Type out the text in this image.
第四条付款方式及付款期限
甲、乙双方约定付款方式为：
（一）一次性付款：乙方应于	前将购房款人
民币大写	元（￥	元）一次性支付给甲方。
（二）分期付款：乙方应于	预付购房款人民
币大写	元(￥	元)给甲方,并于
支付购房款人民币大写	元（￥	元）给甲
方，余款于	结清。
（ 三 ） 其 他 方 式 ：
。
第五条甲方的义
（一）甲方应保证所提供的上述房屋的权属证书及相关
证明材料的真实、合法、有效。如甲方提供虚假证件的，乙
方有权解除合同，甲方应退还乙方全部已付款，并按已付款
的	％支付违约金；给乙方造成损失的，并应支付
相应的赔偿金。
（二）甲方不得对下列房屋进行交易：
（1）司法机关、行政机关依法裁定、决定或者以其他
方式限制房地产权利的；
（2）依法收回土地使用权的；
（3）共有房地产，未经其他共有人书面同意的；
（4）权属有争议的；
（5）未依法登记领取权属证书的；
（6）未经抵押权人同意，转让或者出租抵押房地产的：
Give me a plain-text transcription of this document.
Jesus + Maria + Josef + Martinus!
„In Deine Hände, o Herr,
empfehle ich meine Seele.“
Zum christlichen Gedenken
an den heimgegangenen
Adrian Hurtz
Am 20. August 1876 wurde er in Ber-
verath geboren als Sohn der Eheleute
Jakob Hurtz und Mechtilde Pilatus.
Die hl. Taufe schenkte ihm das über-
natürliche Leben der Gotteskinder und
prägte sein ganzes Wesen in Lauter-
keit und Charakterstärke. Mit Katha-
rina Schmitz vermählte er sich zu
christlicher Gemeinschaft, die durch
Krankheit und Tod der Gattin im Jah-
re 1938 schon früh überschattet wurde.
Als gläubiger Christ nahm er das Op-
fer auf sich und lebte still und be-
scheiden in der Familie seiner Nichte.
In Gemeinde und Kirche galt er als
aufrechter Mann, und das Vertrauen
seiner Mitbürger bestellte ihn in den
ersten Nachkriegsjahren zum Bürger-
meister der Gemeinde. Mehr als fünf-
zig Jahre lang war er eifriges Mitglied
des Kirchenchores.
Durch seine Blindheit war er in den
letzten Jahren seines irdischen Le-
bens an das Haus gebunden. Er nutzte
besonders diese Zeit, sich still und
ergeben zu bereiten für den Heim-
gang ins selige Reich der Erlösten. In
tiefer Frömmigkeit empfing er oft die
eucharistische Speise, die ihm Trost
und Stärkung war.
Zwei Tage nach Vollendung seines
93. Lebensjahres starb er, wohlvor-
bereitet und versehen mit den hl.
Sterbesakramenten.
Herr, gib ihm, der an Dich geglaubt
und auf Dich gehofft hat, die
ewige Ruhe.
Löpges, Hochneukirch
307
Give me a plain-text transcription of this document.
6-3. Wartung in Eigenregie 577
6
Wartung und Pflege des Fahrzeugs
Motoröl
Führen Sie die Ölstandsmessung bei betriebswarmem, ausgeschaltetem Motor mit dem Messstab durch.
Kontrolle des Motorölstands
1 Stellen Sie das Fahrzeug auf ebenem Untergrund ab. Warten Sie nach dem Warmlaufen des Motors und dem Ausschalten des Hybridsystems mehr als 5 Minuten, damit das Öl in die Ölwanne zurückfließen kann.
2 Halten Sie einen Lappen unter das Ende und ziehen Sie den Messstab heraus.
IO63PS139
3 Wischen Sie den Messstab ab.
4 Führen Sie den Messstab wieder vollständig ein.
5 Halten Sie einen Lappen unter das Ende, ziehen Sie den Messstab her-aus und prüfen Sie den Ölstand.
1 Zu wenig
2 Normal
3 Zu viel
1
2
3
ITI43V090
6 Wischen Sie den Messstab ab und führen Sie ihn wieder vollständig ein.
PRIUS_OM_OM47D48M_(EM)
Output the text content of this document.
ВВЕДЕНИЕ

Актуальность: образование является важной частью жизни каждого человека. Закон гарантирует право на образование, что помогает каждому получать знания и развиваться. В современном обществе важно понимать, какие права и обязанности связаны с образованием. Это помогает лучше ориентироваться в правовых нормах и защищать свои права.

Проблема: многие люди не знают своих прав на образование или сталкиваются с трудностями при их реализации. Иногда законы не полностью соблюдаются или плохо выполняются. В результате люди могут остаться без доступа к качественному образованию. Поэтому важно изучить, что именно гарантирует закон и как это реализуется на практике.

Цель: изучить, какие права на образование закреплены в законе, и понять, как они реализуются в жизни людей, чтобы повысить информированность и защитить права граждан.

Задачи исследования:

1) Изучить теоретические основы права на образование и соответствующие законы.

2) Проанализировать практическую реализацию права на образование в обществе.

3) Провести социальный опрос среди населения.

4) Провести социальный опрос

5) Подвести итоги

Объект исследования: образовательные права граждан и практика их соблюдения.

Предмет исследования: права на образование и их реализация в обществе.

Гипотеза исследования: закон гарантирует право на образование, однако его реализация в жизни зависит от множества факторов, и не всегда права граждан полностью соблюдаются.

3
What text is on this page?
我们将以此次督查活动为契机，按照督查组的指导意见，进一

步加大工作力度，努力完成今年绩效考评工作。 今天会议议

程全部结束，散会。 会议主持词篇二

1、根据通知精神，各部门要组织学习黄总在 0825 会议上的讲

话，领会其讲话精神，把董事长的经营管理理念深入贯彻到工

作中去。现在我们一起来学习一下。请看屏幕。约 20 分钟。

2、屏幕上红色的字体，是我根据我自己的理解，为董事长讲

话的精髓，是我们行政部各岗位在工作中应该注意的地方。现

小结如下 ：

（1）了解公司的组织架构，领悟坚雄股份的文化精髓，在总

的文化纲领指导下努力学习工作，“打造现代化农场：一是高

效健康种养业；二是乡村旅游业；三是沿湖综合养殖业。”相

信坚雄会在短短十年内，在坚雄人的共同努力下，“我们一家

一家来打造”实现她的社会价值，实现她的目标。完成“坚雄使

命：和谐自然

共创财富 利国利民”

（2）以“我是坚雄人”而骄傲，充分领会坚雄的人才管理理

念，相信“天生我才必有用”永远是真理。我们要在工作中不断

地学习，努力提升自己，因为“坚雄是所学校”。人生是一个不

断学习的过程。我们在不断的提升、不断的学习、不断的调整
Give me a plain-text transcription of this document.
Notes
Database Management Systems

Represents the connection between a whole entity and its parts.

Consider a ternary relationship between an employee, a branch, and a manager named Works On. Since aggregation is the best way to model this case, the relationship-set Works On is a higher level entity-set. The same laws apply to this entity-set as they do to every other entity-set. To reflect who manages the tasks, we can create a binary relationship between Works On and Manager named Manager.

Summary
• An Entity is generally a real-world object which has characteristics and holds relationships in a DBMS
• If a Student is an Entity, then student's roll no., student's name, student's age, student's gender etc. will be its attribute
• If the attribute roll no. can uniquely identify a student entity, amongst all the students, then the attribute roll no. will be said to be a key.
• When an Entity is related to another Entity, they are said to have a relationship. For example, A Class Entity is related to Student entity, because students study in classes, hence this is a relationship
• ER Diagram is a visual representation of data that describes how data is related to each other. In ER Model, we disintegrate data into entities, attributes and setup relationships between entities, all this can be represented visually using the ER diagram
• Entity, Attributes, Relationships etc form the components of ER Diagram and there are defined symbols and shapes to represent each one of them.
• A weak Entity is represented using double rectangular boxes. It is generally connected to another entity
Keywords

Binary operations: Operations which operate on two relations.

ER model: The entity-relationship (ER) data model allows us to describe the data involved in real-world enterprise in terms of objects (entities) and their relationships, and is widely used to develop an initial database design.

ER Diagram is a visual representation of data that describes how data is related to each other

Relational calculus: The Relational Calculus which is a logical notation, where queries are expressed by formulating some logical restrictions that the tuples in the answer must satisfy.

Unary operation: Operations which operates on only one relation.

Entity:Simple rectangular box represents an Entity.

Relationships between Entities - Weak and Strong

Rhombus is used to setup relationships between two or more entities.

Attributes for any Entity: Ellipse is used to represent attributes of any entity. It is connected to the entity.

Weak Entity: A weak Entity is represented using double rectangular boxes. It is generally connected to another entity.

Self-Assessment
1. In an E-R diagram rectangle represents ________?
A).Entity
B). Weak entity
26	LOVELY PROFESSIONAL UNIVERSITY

---

Read through the data and copy every line where "Wischen" shows up.

3 Wischen Sie den Messstab ab.
6 Wischen Sie den Messstab ab und führen Sie ihn wieder vollständig ein.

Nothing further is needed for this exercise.